Every entry that follows should be reproduced exactly.

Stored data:
# # # #
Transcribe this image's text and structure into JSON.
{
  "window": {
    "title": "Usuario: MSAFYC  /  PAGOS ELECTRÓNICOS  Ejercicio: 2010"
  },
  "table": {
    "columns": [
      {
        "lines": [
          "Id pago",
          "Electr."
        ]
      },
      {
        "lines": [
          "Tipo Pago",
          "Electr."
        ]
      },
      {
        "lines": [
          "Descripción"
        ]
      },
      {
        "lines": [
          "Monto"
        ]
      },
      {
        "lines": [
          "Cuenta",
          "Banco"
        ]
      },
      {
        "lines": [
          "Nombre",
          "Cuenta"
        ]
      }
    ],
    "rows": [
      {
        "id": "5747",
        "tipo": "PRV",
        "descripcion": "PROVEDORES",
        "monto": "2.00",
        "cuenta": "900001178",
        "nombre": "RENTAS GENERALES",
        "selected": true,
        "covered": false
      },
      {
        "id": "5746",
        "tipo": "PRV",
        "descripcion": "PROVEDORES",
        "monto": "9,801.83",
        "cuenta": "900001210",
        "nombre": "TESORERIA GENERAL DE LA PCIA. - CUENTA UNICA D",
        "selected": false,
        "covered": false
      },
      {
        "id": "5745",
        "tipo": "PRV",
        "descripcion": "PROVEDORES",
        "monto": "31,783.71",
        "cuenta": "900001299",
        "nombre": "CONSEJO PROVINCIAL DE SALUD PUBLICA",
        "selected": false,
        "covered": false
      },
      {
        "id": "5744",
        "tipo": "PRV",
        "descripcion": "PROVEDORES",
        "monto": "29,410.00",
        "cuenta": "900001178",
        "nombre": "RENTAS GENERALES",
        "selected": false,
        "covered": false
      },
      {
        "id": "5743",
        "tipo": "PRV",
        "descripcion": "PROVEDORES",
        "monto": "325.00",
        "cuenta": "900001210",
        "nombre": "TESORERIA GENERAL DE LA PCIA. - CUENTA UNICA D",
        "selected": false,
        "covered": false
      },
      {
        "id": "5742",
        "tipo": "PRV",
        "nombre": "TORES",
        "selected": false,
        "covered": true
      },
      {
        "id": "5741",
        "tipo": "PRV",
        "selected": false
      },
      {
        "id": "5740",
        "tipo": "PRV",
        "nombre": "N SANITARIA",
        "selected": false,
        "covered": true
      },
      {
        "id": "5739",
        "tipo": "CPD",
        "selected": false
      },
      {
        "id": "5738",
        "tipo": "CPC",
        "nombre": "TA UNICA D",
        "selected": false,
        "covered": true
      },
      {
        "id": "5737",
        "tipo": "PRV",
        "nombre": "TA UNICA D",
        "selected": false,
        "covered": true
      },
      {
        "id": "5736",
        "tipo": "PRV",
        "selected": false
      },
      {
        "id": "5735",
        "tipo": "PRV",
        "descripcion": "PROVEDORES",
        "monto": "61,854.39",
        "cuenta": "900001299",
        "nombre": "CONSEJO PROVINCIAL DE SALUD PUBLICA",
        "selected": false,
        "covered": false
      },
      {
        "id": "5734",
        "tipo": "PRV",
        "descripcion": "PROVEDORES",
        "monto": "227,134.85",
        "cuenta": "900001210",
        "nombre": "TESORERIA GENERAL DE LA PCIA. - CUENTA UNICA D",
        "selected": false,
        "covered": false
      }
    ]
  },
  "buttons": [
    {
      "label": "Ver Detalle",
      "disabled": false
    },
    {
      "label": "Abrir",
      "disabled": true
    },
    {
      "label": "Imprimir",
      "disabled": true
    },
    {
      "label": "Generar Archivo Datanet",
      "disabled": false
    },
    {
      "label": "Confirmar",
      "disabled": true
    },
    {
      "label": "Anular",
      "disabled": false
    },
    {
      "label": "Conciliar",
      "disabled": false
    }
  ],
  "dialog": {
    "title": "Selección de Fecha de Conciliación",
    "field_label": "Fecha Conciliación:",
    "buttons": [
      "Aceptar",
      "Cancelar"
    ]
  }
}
# # # #
OUTPUT FOR THIS EXERCISE
Transcribe this image's text and structure into JSON.
{
  "window": {
    "title": "Usuario: MSAFYC  /  PAGOS ELECTRÓNICOS  Ejercicio: 2010"
  },
  "table": {
    "columns": [
      {
        "lines": [
          "Id pago",
          "Electr."
        ]
      },
      {
        "lines": [
          "Tipo Pago",
          "Electr."
        ]
      },
      {
        "lines": [
          "Descripción"
        ]
      },
      {
        "lines": [
          "Monto"
        ]
      },
      {
        "lines": [
          "Cuenta",
          "Banco"
        ]
      },
      {
        "lines": [
          "Nombre",
          "Cuenta"
        ]
      }
    ],
    "rows": [
      {
        "id": "5747",
        "tipo": "PRV",
        "descripcion": "PROVEDORES",
        "monto": "2.00",
        "cuenta": "900001178",
        "nombre": "RENTAS GENERALES",
        "selected": true,
        "covered": false
      },
      {
        "id": "5746",
        "tipo": "PRV",
        "descripcion": "PROVEDORES",
        "monto": "9,801.83",
        "cuenta": "900001210",
        "nombre": "TESORERIA GENERAL DE LA PCIA. - CUENTA UNICA D",
        "selected": false,
        "covered": false
      },
      {
        "id": "5745",
        "tipo": "PRV",
        "descripcion": "PROVEDORES",
        "monto": "31,783.71",
        "cuenta": "900001299",
        "nombre": "CONSEJO PROVINCIAL DE SALUD PUBLICA",
        "selected": false,
        "covered": false
      },
      {
        "id": "5744",
        "tipo": "PRV",
        "descripcion": "PROVEDORES",
        "monto": "29,410.00",
        "cuenta": "900001178",
        "nombre": "RENTAS GENERALES",
        "selected": false,
        "covered": false
      },
      {
        "id": "5743",
        "tipo": "PRV",
        "descripcion": "PROVEDORES",
        "monto": "325.00",
        "cuenta": "900001210",
        "nombre": "TESORERIA GENERAL DE LA PCIA. - CUENTA UNICA D",
        "selected": false,
        "covered": false
      },
      {
        "id": "5742",
        "tipo": "PRV",
        "nombre": "TORES",
        "selected": false,
        "covered": true
      },
      {
        "id": "5741",
        "tipo": "PRV",
        "selected": false
      },
      {
        "id": "5740",
        "tipo": "PRV",
        "nombre": "N SANITARIA",
        "selected": false,
        "covered": true
      },
      {
        "id": "5739",
        "tipo": "CPD",
        "selected": false
      },
      {
        "id": "5738",
        "tipo": "CPC",
        "nombre": "TA UNICA D",
        "selected": false,
        "covered": true
      },
      {
        "id": "5737",
        "tipo": "PRV",
        "nombre": "TA UNICA D",
        "selected": false,
        "covered": true
      },
      {
        "id": "5736",
        "tipo": "PRV",
        "selected": false
      },
      {
        "id": "5735",
        "tipo": "PRV",
        "descripcion": "PROVEDORES",
        "monto": "61,854.39",
        "cuenta": "900001299",
        "nombre": "CONSEJO PROVINCIAL DE SALUD PUBLICA",
        "selected": false,
        "covered": false
      },
      {
        "id": "5734",
        "tipo": "PRV",
        "descripcion": "PROVEDORES",
        "monto": "227,134.85",
        "cuenta": "900001210",
        "nombre": "TESORERIA GENERAL DE LA PCIA. - CUENTA UNICA D",
        "selected": false,
        "covered": false
      }
    ]
  },
  "buttons": [
    {
      "label": "Ver Detalle",
      "disabled": false
    },
    {
      "label": "Abrir",
      "disabled": true
    },
    {
      "label": "Imprimir",
      "disabled": true
    },
    {
      "label": "Generar Archivo Datanet",
      "disabled": false
    },
    {
      "label": "Confirmar",
      "disabled": true
    },
    {
      "label": "Anular",
      "disabled": false
    },
    {
      "label": "Conciliar",
      "disabled": false
    }
  ],
  "dialog": {
    "title": "Selección de Fecha de Conciliación",
    "field_label": "Fecha Conciliación:",
    "buttons": [
      "Aceptar",
      "Cancelar"
    ]
  }
}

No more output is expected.